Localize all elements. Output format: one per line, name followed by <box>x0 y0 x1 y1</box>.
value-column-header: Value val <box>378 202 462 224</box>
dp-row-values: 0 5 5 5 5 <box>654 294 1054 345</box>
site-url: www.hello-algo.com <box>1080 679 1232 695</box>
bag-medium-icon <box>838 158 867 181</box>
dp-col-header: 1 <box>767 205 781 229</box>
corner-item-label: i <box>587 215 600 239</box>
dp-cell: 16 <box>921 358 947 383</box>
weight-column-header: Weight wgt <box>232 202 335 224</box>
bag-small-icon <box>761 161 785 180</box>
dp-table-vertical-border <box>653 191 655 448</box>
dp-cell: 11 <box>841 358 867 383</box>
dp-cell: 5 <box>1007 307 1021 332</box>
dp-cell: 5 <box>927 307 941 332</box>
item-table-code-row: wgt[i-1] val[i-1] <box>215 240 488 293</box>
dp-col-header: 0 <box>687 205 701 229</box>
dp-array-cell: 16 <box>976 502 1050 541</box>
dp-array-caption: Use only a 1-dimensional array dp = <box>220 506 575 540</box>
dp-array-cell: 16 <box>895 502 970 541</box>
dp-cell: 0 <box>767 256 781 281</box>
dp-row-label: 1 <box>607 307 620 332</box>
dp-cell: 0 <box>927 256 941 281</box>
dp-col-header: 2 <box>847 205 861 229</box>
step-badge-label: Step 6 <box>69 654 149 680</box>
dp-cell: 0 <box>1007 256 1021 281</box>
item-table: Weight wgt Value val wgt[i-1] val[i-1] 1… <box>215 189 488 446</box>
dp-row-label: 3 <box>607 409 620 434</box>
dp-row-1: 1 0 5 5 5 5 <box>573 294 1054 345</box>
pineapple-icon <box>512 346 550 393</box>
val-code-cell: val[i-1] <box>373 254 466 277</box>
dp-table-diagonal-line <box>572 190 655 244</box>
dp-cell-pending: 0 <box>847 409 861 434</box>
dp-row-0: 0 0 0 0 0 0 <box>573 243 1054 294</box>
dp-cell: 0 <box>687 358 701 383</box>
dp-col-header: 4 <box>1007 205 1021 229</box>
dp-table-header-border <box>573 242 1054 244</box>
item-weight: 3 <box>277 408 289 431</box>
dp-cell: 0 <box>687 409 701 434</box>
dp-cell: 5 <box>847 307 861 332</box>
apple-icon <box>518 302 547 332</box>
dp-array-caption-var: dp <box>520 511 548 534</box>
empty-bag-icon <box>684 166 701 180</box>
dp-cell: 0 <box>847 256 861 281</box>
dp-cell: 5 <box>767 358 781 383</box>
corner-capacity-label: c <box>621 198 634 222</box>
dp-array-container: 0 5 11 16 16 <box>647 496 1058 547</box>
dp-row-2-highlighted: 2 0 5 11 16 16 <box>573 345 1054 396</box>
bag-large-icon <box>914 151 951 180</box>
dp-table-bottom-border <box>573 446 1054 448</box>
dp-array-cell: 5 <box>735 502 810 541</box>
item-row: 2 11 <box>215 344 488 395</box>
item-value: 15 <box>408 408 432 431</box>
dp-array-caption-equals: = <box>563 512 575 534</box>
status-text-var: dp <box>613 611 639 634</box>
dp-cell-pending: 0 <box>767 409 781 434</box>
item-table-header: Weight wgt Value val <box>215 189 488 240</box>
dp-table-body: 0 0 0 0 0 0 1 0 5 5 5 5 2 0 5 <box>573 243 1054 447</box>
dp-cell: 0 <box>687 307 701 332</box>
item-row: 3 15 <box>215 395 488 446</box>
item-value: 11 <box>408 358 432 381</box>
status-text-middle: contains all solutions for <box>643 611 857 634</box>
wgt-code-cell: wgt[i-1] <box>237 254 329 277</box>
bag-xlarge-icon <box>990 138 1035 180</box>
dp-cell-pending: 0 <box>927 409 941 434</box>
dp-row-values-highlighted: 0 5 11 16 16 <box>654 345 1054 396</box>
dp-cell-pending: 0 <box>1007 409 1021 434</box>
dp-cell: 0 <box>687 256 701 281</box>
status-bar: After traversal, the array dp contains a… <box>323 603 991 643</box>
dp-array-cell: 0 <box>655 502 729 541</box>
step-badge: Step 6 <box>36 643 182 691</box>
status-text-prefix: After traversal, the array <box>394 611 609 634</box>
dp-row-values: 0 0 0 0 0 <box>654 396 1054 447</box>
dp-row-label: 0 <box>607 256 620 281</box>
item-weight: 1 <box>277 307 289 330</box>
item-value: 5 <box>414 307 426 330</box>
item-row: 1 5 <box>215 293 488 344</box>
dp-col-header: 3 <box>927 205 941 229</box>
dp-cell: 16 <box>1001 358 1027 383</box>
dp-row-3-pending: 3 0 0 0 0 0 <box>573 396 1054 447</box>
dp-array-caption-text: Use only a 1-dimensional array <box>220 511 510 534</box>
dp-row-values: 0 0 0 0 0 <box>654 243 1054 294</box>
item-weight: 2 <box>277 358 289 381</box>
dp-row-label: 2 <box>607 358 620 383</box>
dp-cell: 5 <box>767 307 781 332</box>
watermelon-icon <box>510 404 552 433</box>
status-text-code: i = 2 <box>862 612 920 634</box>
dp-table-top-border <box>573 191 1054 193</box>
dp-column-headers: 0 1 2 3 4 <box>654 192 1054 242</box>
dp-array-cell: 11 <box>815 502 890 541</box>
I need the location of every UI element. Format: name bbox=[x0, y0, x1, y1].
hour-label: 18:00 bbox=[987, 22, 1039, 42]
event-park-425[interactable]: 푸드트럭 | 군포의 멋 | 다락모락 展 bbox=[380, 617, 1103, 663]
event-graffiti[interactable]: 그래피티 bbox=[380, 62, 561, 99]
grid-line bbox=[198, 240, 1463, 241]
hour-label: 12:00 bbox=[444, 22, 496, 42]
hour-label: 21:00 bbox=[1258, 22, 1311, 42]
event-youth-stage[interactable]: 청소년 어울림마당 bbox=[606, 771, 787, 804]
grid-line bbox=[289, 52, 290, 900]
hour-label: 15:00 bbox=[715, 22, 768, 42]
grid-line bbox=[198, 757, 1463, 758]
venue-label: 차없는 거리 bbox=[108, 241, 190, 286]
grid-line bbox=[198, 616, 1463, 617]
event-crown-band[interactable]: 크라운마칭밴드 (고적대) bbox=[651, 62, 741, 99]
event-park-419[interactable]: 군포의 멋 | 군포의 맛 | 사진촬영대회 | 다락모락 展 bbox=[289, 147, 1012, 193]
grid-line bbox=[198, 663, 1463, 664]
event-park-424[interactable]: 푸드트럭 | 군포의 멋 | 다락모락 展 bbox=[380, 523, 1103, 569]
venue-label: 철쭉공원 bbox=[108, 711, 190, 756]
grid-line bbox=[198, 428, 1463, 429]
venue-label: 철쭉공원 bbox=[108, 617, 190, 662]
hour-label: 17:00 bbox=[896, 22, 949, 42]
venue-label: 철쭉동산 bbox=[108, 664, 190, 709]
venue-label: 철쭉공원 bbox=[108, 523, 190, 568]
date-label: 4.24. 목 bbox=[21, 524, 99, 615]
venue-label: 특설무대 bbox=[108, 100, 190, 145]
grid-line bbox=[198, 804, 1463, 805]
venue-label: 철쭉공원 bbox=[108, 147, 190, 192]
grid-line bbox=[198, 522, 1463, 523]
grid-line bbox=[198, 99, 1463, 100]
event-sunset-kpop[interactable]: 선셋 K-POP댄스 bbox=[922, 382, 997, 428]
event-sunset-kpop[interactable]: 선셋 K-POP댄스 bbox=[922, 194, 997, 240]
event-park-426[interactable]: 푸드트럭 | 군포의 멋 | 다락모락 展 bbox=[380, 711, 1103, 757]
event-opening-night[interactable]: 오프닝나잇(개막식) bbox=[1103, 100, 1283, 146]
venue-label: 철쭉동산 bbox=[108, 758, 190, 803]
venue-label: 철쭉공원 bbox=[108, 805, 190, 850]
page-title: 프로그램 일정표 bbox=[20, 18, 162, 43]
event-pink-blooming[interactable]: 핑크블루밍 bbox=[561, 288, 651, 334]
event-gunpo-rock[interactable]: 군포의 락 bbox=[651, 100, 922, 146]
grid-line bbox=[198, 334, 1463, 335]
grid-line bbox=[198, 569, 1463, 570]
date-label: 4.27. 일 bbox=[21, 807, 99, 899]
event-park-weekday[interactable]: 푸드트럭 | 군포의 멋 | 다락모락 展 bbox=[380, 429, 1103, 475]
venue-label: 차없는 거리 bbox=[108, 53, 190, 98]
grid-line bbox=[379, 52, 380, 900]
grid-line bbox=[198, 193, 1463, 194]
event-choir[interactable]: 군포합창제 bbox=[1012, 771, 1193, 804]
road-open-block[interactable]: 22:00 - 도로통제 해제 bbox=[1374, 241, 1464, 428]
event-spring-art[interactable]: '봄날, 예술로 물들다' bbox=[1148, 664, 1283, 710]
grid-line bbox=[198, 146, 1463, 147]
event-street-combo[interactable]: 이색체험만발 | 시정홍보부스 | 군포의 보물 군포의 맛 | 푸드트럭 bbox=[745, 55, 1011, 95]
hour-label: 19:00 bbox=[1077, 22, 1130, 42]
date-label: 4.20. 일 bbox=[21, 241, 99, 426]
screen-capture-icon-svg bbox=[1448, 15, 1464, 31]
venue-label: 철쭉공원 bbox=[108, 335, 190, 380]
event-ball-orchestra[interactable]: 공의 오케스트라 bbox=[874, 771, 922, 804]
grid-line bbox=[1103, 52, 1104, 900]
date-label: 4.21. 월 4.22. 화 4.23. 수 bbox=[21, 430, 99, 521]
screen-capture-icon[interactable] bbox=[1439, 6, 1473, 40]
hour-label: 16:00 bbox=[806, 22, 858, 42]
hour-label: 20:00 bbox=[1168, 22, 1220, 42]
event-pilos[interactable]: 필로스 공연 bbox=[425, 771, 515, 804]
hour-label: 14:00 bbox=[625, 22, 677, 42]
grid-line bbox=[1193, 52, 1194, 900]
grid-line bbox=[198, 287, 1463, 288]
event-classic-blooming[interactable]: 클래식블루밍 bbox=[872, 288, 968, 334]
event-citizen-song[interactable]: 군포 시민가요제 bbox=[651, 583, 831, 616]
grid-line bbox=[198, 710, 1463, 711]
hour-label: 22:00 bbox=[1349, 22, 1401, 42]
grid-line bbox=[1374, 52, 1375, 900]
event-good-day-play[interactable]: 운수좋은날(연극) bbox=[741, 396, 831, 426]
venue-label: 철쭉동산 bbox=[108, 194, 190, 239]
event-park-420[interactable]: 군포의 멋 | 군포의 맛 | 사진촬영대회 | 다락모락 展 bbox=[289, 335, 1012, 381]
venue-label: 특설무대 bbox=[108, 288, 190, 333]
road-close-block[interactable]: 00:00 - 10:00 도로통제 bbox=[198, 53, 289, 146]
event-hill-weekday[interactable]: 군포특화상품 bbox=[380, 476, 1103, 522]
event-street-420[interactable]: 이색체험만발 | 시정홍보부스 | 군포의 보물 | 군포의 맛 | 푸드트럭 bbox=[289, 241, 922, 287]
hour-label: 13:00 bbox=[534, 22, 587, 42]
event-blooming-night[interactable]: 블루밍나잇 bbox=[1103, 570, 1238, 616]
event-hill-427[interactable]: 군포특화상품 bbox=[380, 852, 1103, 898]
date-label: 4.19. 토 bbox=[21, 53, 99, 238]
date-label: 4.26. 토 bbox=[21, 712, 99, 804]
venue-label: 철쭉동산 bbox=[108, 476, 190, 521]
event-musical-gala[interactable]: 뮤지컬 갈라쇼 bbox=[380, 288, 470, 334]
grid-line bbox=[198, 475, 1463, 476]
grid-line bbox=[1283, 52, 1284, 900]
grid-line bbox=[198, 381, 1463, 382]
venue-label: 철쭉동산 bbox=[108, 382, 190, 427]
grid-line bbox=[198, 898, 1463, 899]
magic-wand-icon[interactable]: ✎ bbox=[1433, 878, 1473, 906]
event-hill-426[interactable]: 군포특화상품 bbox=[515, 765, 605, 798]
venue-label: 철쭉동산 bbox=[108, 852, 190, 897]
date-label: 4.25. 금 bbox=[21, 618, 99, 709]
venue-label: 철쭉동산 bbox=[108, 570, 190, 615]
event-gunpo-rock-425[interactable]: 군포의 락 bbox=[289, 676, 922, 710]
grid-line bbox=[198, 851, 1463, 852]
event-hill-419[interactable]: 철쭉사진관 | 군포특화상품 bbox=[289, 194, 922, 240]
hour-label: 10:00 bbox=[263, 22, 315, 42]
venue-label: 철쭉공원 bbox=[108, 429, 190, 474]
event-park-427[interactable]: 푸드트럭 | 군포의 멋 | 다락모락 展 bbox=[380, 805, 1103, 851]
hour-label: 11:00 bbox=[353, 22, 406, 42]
=-=-=-=-=
**PROBLEM TO WORK ON**
Copy the listing word for word, from its first line through the line containing "dp-table-diagonal-line <box>572 190".

**TASK SOLUTION**
Localize all elements. Output format: one per line, name followed by <box>x0 y0 x1 y1</box>.
value-column-header: Value val <box>378 202 462 224</box>
dp-row-values: 0 5 5 5 5 <box>654 294 1054 345</box>
site-url: www.hello-algo.com <box>1080 679 1232 695</box>
bag-medium-icon <box>838 158 867 181</box>
dp-col-header: 1 <box>767 205 781 229</box>
corner-item-label: i <box>587 215 600 239</box>
dp-cell: 16 <box>921 358 947 383</box>
weight-column-header: Weight wgt <box>232 202 335 224</box>
bag-small-icon <box>761 161 785 180</box>
dp-table-vertical-border <box>653 191 655 448</box>
dp-cell: 11 <box>841 358 867 383</box>
dp-cell: 5 <box>1007 307 1021 332</box>
dp-cell: 5 <box>927 307 941 332</box>
item-table-code-row: wgt[i-1] val[i-1] <box>215 240 488 293</box>
dp-col-header: 0 <box>687 205 701 229</box>
dp-array-cell: 16 <box>976 502 1050 541</box>
dp-array-caption: Use only a 1-dimensional array dp = <box>220 506 575 540</box>
dp-array-cell: 16 <box>895 502 970 541</box>
dp-cell: 0 <box>767 256 781 281</box>
dp-row-label: 1 <box>607 307 620 332</box>
dp-cell: 0 <box>927 256 941 281</box>
dp-col-header: 2 <box>847 205 861 229</box>
step-badge-label: Step 6 <box>69 654 149 680</box>
dp-cell: 0 <box>1007 256 1021 281</box>
item-table: Weight wgt Value val wgt[i-1] val[i-1] 1… <box>215 189 488 446</box>
dp-row-label: 3 <box>607 409 620 434</box>
dp-row-1: 1 0 5 5 5 5 <box>573 294 1054 345</box>
pineapple-icon <box>512 346 550 393</box>
val-code-cell: val[i-1] <box>373 254 466 277</box>
dp-table-diagonal-line <box>572 190 655 244</box>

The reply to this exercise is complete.